◆ Instructions for the task:
If a line in the data below holds the word "name", copy it.

[Figure content listings]
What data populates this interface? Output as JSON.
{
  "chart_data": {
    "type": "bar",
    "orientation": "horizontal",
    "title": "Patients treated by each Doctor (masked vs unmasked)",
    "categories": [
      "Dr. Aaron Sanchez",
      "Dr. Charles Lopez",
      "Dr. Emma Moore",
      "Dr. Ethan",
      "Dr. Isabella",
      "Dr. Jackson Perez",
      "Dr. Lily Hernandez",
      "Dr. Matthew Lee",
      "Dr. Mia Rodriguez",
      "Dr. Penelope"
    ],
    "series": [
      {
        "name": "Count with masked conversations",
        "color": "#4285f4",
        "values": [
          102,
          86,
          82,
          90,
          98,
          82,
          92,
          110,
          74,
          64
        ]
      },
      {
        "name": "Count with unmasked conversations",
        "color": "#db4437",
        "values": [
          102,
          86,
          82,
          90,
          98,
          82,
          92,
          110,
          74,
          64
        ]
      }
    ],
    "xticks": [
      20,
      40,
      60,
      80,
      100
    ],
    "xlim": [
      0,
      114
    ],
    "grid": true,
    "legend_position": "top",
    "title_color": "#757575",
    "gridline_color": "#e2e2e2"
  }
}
* * *
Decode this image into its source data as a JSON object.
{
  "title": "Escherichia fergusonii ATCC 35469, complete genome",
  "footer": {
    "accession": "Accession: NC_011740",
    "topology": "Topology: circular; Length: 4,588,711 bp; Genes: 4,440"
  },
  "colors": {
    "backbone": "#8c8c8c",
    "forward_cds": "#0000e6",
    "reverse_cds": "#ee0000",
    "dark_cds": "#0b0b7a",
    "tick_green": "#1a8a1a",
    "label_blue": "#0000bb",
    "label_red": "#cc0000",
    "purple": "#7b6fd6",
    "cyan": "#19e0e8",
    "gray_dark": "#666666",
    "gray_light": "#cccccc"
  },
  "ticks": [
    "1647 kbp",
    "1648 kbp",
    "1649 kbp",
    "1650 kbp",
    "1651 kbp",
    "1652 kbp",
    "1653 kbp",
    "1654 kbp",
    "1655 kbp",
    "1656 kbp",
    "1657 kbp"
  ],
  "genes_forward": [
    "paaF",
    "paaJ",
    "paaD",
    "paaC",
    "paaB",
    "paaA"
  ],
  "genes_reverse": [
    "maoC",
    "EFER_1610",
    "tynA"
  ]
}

◆ Answer to the problem:
        "name": "Count with masked conversations",
        "name": "Count with unmasked conversations",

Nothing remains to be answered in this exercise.